Find how many lines in the material hold the word "Kang", then state that number and nothing more.

^^^^^^^^

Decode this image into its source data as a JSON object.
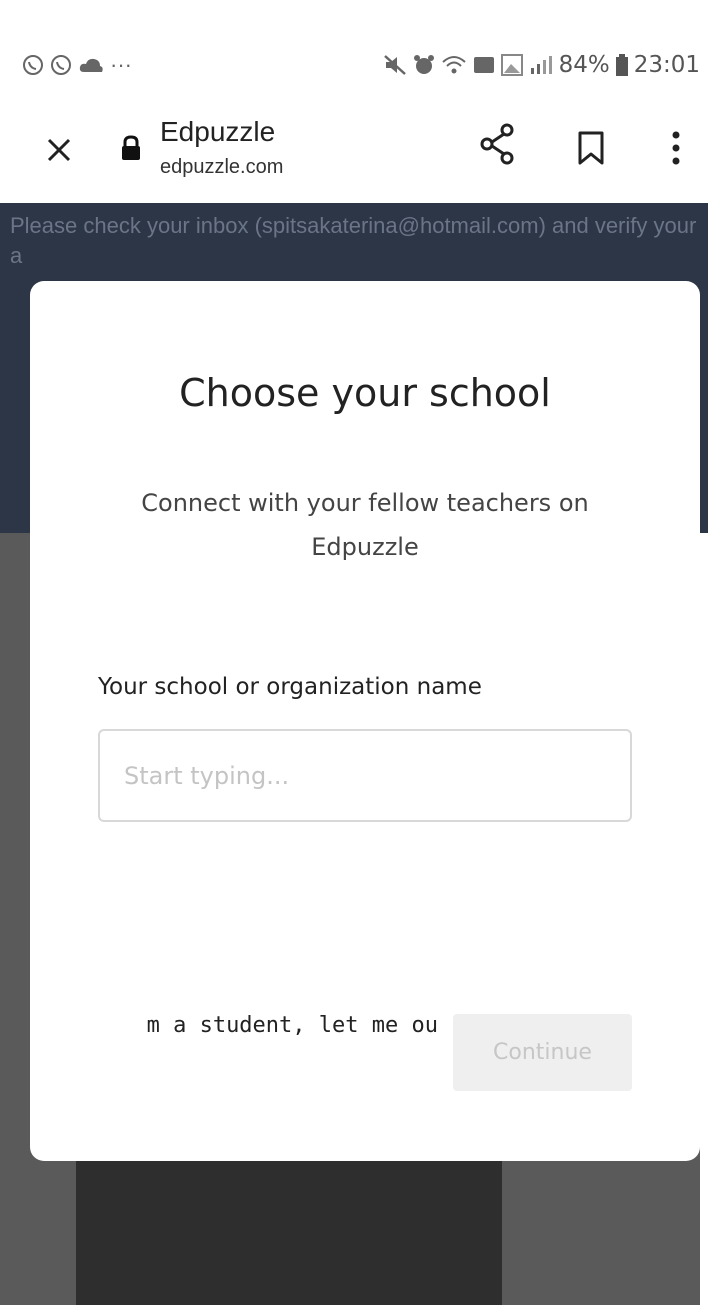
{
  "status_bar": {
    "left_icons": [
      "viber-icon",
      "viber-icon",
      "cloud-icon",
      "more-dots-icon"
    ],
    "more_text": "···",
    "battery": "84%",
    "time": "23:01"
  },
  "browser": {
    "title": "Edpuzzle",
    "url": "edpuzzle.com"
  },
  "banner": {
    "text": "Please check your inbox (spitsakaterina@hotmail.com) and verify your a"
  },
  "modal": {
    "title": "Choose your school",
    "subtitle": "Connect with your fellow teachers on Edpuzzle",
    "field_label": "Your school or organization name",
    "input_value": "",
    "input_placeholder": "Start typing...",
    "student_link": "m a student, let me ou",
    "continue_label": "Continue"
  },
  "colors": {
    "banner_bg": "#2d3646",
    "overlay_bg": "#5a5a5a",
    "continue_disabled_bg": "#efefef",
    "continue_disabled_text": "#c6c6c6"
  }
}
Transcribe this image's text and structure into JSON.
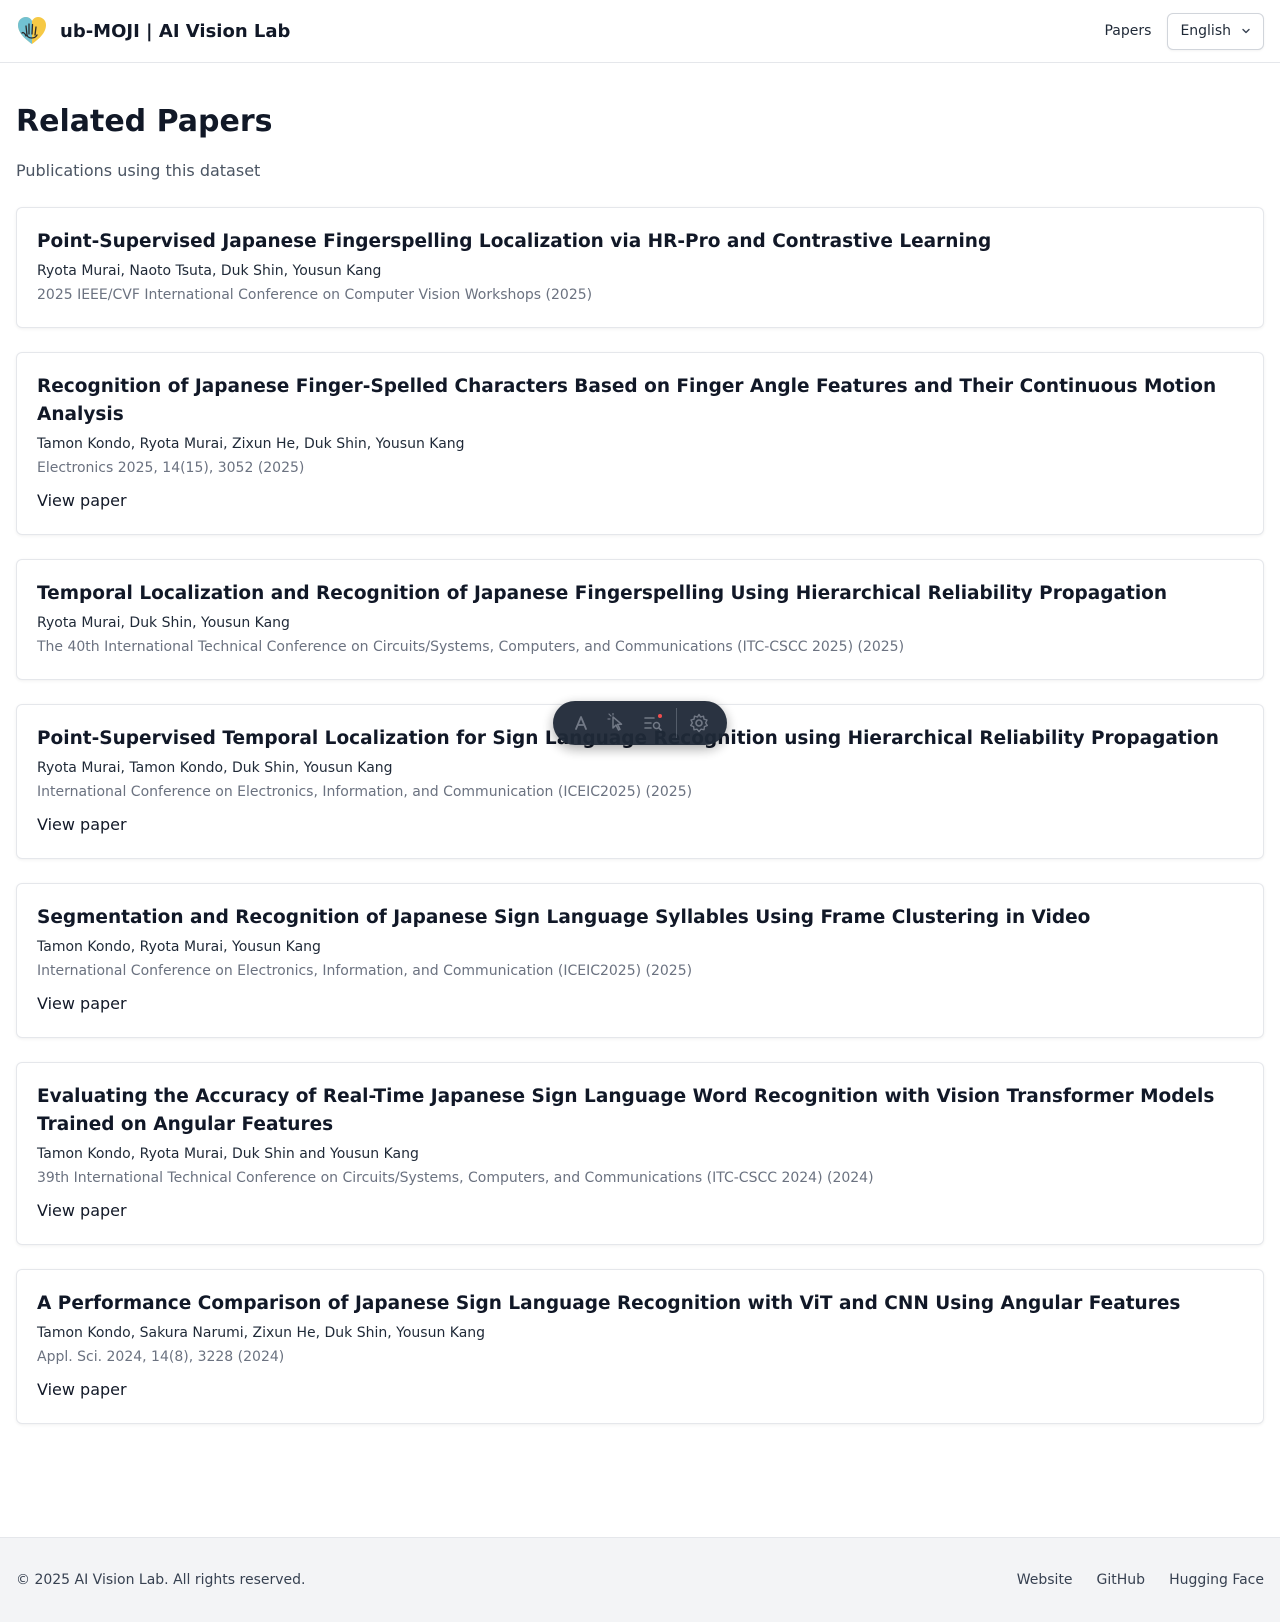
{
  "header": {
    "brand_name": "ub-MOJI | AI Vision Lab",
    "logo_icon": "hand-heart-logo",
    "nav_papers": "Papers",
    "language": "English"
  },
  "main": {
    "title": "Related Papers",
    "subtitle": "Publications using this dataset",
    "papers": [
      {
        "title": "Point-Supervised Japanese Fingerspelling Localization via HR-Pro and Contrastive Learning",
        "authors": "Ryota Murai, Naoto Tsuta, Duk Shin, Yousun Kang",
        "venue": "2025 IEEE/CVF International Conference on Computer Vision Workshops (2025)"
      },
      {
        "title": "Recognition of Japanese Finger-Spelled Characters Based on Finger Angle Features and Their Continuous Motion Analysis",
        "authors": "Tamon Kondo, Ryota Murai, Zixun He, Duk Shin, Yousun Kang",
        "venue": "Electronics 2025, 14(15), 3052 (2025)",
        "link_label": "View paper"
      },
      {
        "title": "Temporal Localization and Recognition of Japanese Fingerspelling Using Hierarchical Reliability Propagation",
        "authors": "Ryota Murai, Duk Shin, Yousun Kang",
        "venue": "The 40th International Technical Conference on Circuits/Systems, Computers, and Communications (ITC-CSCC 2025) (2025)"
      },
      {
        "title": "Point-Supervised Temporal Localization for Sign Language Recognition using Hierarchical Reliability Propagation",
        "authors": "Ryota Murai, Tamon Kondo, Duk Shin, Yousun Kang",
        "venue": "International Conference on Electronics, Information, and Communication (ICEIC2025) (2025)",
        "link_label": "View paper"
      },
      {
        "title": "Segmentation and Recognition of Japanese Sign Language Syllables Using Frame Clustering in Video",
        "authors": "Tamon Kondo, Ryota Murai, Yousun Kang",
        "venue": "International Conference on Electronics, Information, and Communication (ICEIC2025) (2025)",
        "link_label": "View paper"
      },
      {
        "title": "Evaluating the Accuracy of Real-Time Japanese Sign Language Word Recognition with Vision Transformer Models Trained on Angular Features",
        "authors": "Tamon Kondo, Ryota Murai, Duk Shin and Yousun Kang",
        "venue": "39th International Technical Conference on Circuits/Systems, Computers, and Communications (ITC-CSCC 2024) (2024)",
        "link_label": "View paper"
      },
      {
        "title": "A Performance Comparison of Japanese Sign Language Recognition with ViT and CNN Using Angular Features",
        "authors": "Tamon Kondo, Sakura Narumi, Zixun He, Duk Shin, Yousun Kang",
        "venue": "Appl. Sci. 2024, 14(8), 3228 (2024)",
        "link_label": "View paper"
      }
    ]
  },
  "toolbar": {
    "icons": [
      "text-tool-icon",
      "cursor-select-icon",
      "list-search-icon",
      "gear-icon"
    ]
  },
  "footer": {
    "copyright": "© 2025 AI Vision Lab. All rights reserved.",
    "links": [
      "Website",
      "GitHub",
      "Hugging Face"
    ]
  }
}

^^^^^^^^

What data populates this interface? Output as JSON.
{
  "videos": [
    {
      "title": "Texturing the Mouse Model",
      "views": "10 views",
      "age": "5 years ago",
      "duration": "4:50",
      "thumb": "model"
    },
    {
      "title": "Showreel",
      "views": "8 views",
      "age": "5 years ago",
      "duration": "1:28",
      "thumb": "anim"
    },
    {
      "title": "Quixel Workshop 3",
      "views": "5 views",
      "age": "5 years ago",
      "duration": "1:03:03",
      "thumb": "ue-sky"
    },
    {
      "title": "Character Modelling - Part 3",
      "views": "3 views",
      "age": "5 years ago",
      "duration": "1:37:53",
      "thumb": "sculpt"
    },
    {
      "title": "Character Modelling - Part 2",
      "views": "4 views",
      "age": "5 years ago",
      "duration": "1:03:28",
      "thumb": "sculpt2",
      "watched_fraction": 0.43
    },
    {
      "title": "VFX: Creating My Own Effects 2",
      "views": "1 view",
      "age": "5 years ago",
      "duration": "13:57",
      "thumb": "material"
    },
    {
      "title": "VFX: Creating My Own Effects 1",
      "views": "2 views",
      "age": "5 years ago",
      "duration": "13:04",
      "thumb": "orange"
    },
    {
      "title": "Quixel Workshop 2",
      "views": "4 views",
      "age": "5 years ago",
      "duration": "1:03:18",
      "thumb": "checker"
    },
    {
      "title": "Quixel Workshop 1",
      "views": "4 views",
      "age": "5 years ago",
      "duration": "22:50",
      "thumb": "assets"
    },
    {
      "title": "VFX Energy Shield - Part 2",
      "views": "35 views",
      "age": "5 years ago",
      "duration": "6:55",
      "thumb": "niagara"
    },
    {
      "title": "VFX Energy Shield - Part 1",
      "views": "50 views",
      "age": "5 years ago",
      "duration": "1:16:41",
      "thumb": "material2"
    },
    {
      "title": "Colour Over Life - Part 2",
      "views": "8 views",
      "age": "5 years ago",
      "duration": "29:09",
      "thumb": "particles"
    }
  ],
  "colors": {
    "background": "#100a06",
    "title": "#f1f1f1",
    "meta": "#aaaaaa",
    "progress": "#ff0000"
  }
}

^^^^^^^^

■ **Written response**: 7